▸ **PROBLEM TO SOLVE**:
Set down all of the data exactly as it appears.

Dataset items:
************

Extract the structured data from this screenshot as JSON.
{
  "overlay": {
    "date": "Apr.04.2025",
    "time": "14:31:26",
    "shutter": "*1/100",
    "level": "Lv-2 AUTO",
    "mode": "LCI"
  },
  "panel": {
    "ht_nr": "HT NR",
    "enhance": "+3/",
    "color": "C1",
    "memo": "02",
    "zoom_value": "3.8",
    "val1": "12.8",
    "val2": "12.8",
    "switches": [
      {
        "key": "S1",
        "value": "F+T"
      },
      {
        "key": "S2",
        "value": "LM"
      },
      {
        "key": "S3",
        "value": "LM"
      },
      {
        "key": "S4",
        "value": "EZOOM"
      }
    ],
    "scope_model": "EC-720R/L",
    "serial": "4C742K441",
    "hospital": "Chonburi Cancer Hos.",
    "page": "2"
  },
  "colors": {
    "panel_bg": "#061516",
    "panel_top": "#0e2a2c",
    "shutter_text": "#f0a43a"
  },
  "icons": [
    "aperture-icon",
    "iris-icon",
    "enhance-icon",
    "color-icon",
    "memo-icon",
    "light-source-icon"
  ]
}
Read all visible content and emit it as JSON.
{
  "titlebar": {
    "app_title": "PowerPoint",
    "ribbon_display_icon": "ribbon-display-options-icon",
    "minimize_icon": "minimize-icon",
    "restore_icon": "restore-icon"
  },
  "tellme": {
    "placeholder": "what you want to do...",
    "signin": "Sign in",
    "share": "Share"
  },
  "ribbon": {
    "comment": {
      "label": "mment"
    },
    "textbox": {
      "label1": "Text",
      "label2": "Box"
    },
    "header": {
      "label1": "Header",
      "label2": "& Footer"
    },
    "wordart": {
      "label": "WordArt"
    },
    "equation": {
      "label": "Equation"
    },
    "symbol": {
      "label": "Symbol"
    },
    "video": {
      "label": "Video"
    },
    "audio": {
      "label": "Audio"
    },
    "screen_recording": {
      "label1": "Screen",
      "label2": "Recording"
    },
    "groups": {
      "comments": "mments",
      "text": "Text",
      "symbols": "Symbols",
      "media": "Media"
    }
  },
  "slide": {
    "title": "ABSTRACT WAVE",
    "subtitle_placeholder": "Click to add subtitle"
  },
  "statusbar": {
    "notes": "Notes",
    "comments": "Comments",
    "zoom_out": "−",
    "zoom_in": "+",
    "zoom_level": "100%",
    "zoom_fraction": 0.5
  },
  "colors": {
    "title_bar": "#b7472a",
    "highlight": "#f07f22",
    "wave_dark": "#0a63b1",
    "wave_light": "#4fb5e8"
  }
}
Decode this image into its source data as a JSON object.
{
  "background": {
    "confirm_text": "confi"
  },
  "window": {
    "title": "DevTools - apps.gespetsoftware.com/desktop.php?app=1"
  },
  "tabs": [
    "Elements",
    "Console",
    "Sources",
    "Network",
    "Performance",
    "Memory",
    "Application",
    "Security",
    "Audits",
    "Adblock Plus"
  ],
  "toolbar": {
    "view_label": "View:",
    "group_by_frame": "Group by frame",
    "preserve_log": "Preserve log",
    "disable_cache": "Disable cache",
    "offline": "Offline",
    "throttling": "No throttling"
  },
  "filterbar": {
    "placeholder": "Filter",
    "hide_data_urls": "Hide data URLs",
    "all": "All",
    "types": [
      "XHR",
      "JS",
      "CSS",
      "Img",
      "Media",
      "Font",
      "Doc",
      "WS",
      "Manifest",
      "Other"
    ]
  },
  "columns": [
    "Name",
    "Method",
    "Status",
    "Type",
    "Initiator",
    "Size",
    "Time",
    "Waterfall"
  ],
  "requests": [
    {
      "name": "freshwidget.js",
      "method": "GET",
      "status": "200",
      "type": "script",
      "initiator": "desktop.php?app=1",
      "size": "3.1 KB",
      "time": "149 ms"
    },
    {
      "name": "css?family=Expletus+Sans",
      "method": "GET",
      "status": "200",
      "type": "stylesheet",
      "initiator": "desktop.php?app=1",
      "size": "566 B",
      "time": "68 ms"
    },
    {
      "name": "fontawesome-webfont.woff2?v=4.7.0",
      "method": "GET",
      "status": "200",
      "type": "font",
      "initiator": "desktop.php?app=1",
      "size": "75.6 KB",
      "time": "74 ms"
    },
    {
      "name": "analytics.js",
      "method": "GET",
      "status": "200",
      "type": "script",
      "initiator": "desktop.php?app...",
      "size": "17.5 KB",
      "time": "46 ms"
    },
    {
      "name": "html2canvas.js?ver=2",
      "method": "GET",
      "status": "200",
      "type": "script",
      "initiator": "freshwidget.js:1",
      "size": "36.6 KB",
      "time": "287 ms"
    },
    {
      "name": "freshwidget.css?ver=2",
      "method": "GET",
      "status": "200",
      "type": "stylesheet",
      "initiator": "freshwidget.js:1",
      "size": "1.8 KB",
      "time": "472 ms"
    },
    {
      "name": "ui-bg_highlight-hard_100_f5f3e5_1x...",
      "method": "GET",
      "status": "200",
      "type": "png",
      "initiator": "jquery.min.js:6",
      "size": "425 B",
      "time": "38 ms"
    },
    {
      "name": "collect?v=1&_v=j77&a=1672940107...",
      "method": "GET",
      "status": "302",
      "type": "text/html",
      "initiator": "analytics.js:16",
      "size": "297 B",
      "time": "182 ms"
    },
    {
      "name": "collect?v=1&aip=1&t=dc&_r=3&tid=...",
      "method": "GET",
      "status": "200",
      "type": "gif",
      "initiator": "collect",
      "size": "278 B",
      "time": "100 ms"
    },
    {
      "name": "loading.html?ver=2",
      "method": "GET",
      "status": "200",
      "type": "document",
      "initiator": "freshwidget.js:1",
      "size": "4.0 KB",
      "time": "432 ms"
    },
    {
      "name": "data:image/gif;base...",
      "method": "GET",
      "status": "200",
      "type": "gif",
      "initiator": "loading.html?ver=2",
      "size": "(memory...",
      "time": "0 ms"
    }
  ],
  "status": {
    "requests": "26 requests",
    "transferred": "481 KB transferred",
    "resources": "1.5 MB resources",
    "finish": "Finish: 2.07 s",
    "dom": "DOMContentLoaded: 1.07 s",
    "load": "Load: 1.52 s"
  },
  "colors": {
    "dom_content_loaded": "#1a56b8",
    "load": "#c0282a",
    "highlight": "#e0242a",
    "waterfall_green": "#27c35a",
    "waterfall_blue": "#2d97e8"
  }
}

************

▸ **RESULT BELOW**:
Extract the structured data from this screenshot as JSON.
{
  "overlay": {
    "date": "Apr.04.2025",
    "time": "14:31:26",
    "shutter": "*1/100",
    "level": "Lv-2 AUTO",
    "mode": "LCI"
  },
  "panel": {
    "ht_nr": "HT NR",
    "enhance": "+3/",
    "color": "C1",
    "memo": "02",
    "zoom_value": "3.8",
    "val1": "12.8",
    "val2": "12.8",
    "switches": [
      {
        "key": "S1",
        "value": "F+T"
      },
      {
        "key": "S2",
        "value": "LM"
      },
      {
        "key": "S3",
        "value": "LM"
      },
      {
        "key": "S4",
        "value": "EZOOM"
      }
    ],
    "scope_model": "EC-720R/L",
    "serial": "4C742K441",
    "hospital": "Chonburi Cancer Hos.",
    "page": "2"
  },
  "colors": {
    "panel_bg": "#061516",
    "panel_top": "#0e2a2c",
    "shutter_text": "#f0a43a"
  },
  "icons": [
    "aperture-icon",
    "iris-icon",
    "enhance-icon",
    "color-icon",
    "memo-icon",
    "light-source-icon"
  ]
}
Read all visible content and emit it as JSON.
{
  "titlebar": {
    "app_title": "PowerPoint",
    "ribbon_display_icon": "ribbon-display-options-icon",
    "minimize_icon": "minimize-icon",
    "restore_icon": "restore-icon"
  },
  "tellme": {
    "placeholder": "what you want to do...",
    "signin": "Sign in",
    "share": "Share"
  },
  "ribbon": {
    "comment": {
      "label": "mment"
    },
    "textbox": {
      "label1": "Text",
      "label2": "Box"
    },
    "header": {
      "label1": "Header",
      "label2": "& Footer"
    },
    "wordart": {
      "label": "WordArt"
    },
    "equation": {
      "label": "Equation"
    },
    "symbol": {
      "label": "Symbol"
    },
    "video": {
      "label": "Video"
    },
    "audio": {
      "label": "Audio"
    },
    "screen_recording": {
      "label1": "Screen",
      "label2": "Recording"
    },
    "groups": {
      "comments": "mments",
      "text": "Text",
      "symbols": "Symbols",
      "media": "Media"
    }
  },
  "slide": {
    "title": "ABSTRACT WAVE",
    "subtitle_placeholder": "Click to add subtitle"
  },
  "statusbar": {
    "notes": "Notes",
    "comments": "Comments",
    "zoom_out": "−",
    "zoom_in": "+",
    "zoom_level": "100%",
    "zoom_fraction": 0.5
  },
  "colors": {
    "title_bar": "#b7472a",
    "highlight": "#f07f22",
    "wave_dark": "#0a63b1",
    "wave_light": "#4fb5e8"
  }
}
Decode this image into its source data as a JSON object.
{
  "background": {
    "confirm_text": "confi"
  },
  "window": {
    "title": "DevTools - apps.gespetsoftware.com/desktop.php?app=1"
  },
  "tabs": [
    "Elements",
    "Console",
    "Sources",
    "Network",
    "Performance",
    "Memory",
    "Application",
    "Security",
    "Audits",
    "Adblock Plus"
  ],
  "toolbar": {
    "view_label": "View:",
    "group_by_frame": "Group by frame",
    "preserve_log": "Preserve log",
    "disable_cache": "Disable cache",
    "offline": "Offline",
    "throttling": "No throttling"
  },
  "filterbar": {
    "placeholder": "Filter",
    "hide_data_urls": "Hide data URLs",
    "all": "All",
    "types": [
      "XHR",
      "JS",
      "CSS",
      "Img",
      "Media",
      "Font",
      "Doc",
      "WS",
      "Manifest",
      "Other"
    ]
  },
  "columns": [
    "Name",
    "Method",
    "Status",
    "Type",
    "Initiator",
    "Size",
    "Time",
    "Waterfall"
  ],
  "requests": [
    {
      "name": "freshwidget.js",
      "method": "GET",
      "status": "200",
      "type": "script",
      "initiator": "desktop.php?app=1",
      "size": "3.1 KB",
      "time": "149 ms"
    },
    {
      "name": "css?family=Expletus+Sans",
      "method": "GET",
      "status": "200",
      "type": "stylesheet",
      "initiator": "desktop.php?app=1",
      "size": "566 B",
      "time": "68 ms"
    },
    {
      "name": "fontawesome-webfont.woff2?v=4.7.0",
      "method": "GET",
      "status": "200",
      "type": "font",
      "initiator": "desktop.php?app=1",
      "size": "75.6 KB",
      "time": "74 ms"
    },
    {
      "name": "analytics.js",
      "method": "GET",
      "status": "200",
      "type": "script",
      "initiator": "desktop.php?app...",
      "size": "17.5 KB",
      "time": "46 ms"
    },
    {
      "name": "html2canvas.js?ver=2",
      "method": "GET",
      "status": "200",
      "type": "script",
      "initiator": "freshwidget.js:1",
      "size": "36.6 KB",
      "time": "287 ms"
    },
    {
      "name": "freshwidget.css?ver=2",
      "method": "GET",
      "status": "200",
      "type": "stylesheet",
      "initiator": "freshwidget.js:1",
      "size": "1.8 KB",
      "time": "472 ms"
    },
    {
      "name": "ui-bg_highlight-hard_100_f5f3e5_1x...",
      "method": "GET",
      "status": "200",
      "type": "png",
      "initiator": "jquery.min.js:6",
      "size": "425 B",
      "time": "38 ms"
    },
    {
      "name": "collect?v=1&_v=j77&a=1672940107...",
      "method": "GET",
      "status": "302",
      "type": "text/html",
      "initiator": "analytics.js:16",
      "size": "297 B",
      "time": "182 ms"
    },
    {
      "name": "collect?v=1&aip=1&t=dc&_r=3&tid=...",
      "method": "GET",
      "status": "200",
      "type": "gif",
      "initiator": "collect",
      "size": "278 B",
      "time": "100 ms"
    },
    {
      "name": "loading.html?ver=2",
      "method": "GET",
      "status": "200",
      "type": "document",
      "initiator": "freshwidget.js:1",
      "size": "4.0 KB",
      "time": "432 ms"
    },
    {
      "name": "data:image/gif;base...",
      "method": "GET",
      "status": "200",
      "type": "gif",
      "initiator": "loading.html?ver=2",
      "size": "(memory...",
      "time": "0 ms"
    }
  ],
  "status": {
    "requests": "26 requests",
    "transferred": "481 KB transferred",
    "resources": "1.5 MB resources",
    "finish": "Finish: 2.07 s",
    "dom": "DOMContentLoaded: 1.07 s",
    "load": "Load: 1.52 s"
  },
  "colors": {
    "dom_content_loaded": "#1a56b8",
    "load": "#c0282a",
    "highlight": "#e0242a",
    "waterfall_green": "#27c35a",
    "waterfall_blue": "#2d97e8"
  }
}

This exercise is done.